- _EXERCISE_: Restate the entries below verbatim.

- _DATA SUPPLIED_:
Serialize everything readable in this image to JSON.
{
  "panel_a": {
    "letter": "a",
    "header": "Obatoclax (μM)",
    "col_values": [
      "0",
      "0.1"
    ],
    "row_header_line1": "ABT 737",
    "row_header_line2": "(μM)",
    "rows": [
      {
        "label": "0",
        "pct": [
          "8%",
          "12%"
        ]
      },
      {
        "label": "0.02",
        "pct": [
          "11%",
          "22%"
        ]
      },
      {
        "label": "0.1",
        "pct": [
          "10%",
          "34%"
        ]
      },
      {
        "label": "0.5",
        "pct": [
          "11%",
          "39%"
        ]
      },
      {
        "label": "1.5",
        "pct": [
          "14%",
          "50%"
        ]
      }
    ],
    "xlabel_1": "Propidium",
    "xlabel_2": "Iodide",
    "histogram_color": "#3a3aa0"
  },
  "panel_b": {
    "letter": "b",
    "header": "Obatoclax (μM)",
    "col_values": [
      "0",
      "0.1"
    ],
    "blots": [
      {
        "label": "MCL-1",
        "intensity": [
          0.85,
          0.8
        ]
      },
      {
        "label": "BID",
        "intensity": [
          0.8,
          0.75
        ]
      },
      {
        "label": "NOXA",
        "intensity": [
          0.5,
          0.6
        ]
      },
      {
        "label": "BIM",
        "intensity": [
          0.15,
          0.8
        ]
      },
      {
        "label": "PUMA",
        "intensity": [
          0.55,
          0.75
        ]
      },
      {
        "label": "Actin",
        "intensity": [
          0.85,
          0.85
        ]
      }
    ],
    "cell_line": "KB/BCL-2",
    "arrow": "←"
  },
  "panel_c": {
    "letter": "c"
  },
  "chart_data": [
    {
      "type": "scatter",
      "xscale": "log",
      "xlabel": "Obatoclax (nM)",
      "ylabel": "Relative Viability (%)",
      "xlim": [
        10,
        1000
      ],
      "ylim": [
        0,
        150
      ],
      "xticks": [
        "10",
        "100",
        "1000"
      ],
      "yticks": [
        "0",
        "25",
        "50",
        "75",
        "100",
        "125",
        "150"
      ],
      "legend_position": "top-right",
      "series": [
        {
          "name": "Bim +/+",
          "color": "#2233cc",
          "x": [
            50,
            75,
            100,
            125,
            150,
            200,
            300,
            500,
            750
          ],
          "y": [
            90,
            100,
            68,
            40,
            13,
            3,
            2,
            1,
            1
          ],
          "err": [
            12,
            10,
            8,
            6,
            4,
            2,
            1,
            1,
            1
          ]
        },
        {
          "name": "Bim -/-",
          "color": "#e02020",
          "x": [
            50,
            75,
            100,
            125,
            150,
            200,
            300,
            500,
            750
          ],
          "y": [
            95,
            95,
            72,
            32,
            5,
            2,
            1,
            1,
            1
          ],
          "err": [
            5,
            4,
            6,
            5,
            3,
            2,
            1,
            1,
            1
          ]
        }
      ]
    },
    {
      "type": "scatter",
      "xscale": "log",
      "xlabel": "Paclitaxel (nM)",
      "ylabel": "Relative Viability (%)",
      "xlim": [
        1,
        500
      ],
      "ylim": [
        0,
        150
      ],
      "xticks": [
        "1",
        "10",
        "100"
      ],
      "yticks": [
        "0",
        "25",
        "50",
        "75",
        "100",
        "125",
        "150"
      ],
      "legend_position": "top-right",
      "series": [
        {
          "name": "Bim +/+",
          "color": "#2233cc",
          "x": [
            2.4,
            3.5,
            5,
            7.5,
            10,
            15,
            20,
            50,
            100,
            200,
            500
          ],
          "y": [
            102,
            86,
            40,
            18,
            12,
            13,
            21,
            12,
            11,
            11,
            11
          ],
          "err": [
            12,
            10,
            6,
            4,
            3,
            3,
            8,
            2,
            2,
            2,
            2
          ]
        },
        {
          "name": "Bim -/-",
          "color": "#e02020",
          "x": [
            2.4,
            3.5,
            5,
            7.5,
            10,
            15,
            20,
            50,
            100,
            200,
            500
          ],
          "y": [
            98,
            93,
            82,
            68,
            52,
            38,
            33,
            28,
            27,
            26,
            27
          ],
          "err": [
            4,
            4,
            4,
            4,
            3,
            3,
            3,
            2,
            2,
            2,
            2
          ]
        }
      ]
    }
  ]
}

- _THE ANSWER_:
Serialize everything readable in this image to JSON.
{
  "panel_a": {
    "letter": "a",
    "header": "Obatoclax (μM)",
    "col_values": [
      "0",
      "0.1"
    ],
    "row_header_line1": "ABT 737",
    "row_header_line2": "(μM)",
    "rows": [
      {
        "label": "0",
        "pct": [
          "8%",
          "12%"
        ]
      },
      {
        "label": "0.02",
        "pct": [
          "11%",
          "22%"
        ]
      },
      {
        "label": "0.1",
        "pct": [
          "10%",
          "34%"
        ]
      },
      {
        "label": "0.5",
        "pct": [
          "11%",
          "39%"
        ]
      },
      {
        "label": "1.5",
        "pct": [
          "14%",
          "50%"
        ]
      }
    ],
    "xlabel_1": "Propidium",
    "xlabel_2": "Iodide",
    "histogram_color": "#3a3aa0"
  },
  "panel_b": {
    "letter": "b",
    "header": "Obatoclax (μM)",
    "col_values": [
      "0",
      "0.1"
    ],
    "blots": [
      {
        "label": "MCL-1",
        "intensity": [
          0.85,
          0.8
        ]
      },
      {
        "label": "BID",
        "intensity": [
          0.8,
          0.75
        ]
      },
      {
        "label": "NOXA",
        "intensity": [
          0.5,
          0.6
        ]
      },
      {
        "label": "BIM",
        "intensity": [
          0.15,
          0.8
        ]
      },
      {
        "label": "PUMA",
        "intensity": [
          0.55,
          0.75
        ]
      },
      {
        "label": "Actin",
        "intensity": [
          0.85,
          0.85
        ]
      }
    ],
    "cell_line": "KB/BCL-2",
    "arrow": "←"
  },
  "panel_c": {
    "letter": "c"
  },
  "chart_data": [
    {
      "type": "scatter",
      "xscale": "log",
      "xlabel": "Obatoclax (nM)",
      "ylabel": "Relative Viability (%)",
      "xlim": [
        10,
        1000
      ],
      "ylim": [
        0,
        150
      ],
      "xticks": [
        "10",
        "100",
        "1000"
      ],
      "yticks": [
        "0",
        "25",
        "50",
        "75",
        "100",
        "125",
        "150"
      ],
      "legend_position": "top-right",
      "series": [
        {
          "name": "Bim +/+",
          "color": "#2233cc",
          "x": [
            50,
            75,
            100,
            125,
            150,
            200,
            300,
            500,
            750
          ],
          "y": [
            90,
            100,
            68,
            40,
            13,
            3,
            2,
            1,
            1
          ],
          "err": [
            12,
            10,
            8,
            6,
            4,
            2,
            1,
            1,
            1
          ]
        },
        {
          "name": "Bim -/-",
          "color": "#e02020",
          "x": [
            50,
            75,
            100,
            125,
            150,
            200,
            300,
            500,
            750
          ],
          "y": [
            95,
            95,
            72,
            32,
            5,
            2,
            1,
            1,
            1
          ],
          "err": [
            5,
            4,
            6,
            5,
            3,
            2,
            1,
            1,
            1
          ]
        }
      ]
    },
    {
      "type": "scatter",
      "xscale": "log",
      "xlabel": "Paclitaxel (nM)",
      "ylabel": "Relative Viability (%)",
      "xlim": [
        1,
        500
      ],
      "ylim": [
        0,
        150
      ],
      "xticks": [
        "1",
        "10",
        "100"
      ],
      "yticks": [
        "0",
        "25",
        "50",
        "75",
        "100",
        "125",
        "150"
      ],
      "legend_position": "top-right",
      "series": [
        {
          "name": "Bim +/+",
          "color": "#2233cc",
          "x": [
            2.4,
            3.5,
            5,
            7.5,
            10,
            15,
            20,
            50,
            100,
            200,
            500
          ],
          "y": [
            102,
            86,
            40,
            18,
            12,
            13,
            21,
            12,
            11,
            11,
            11
          ],
          "err": [
            12,
            10,
            6,
            4,
            3,
            3,
            8,
            2,
            2,
            2,
            2
          ]
        },
        {
          "name": "Bim -/-",
          "color": "#e02020",
          "x": [
            2.4,
            3.5,
            5,
            7.5,
            10,
            15,
            20,
            50,
            100,
            200,
            500
          ],
          "y": [
            98,
            93,
            82,
            68,
            52,
            38,
            33,
            28,
            27,
            26,
            27
          ],
          "err": [
            4,
            4,
            4,
            4,
            3,
            3,
            3,
            2,
            2,
            2,
            2
          ]
        }
      ]
    }
  ]
}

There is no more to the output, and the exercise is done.